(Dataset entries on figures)
__________________________________________________

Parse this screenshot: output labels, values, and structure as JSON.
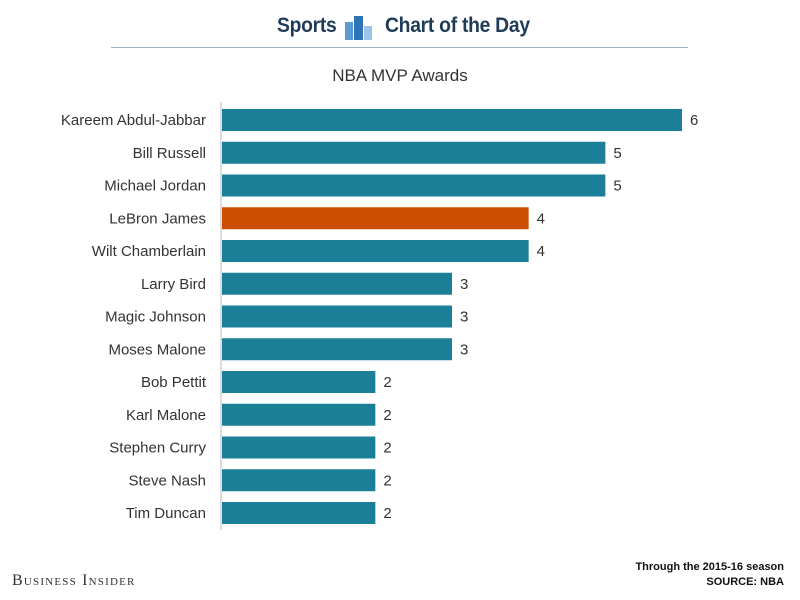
{
  "header": {
    "left": "Sports",
    "right": "Chart of the Day",
    "icon": "bar-chart-icon"
  },
  "footer": {
    "brand": "Business Insider",
    "note_line1": "Through the 2015-16 season",
    "note_line2": "SOURCE: NBA"
  },
  "colors": {
    "bar": "#1b7f98",
    "highlight": "#cc4e00",
    "header_text": "#1f3b57"
  },
  "chart_data": {
    "type": "bar",
    "orientation": "horizontal",
    "title": "NBA MVP Awards",
    "categories": [
      "Kareem Abdul-Jabbar",
      "Bill Russell",
      "Michael Jordan",
      "LeBron James",
      "Wilt Chamberlain",
      "Larry Bird",
      "Magic Johnson",
      "Moses Malone",
      "Bob Pettit",
      "Karl Malone",
      "Stephen Curry",
      "Steve Nash",
      "Tim Duncan"
    ],
    "values": [
      6,
      5,
      5,
      4,
      4,
      3,
      3,
      3,
      2,
      2,
      2,
      2,
      2
    ],
    "highlight_category": "LeBron James",
    "xlim": [
      0,
      6
    ],
    "grid": false,
    "legend": false
  }
}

__________________________________________________

Repeat the material above verbatim. Leave the pictures behind.

# The completed task
Parse this screenshot: output labels, values, and structure as JSON.
{
  "header": {
    "left": "Sports",
    "right": "Chart of the Day",
    "icon": "bar-chart-icon"
  },
  "footer": {
    "brand": "Business Insider",
    "note_line1": "Through the 2015-16 season",
    "note_line2": "SOURCE: NBA"
  },
  "colors": {
    "bar": "#1b7f98",
    "highlight": "#cc4e00",
    "header_text": "#1f3b57"
  },
  "chart_data": {
    "type": "bar",
    "orientation": "horizontal",
    "title": "NBA MVP Awards",
    "categories": [
      "Kareem Abdul-Jabbar",
      "Bill Russell",
      "Michael Jordan",
      "LeBron James",
      "Wilt Chamberlain",
      "Larry Bird",
      "Magic Johnson",
      "Moses Malone",
      "Bob Pettit",
      "Karl Malone",
      "Stephen Curry",
      "Steve Nash",
      "Tim Duncan"
    ],
    "values": [
      6,
      5,
      5,
      4,
      4,
      3,
      3,
      3,
      2,
      2,
      2,
      2,
      2
    ],
    "highlight_category": "LeBron James",
    "xlim": [
      0,
      6
    ],
    "grid": false,
    "legend": false
  }
}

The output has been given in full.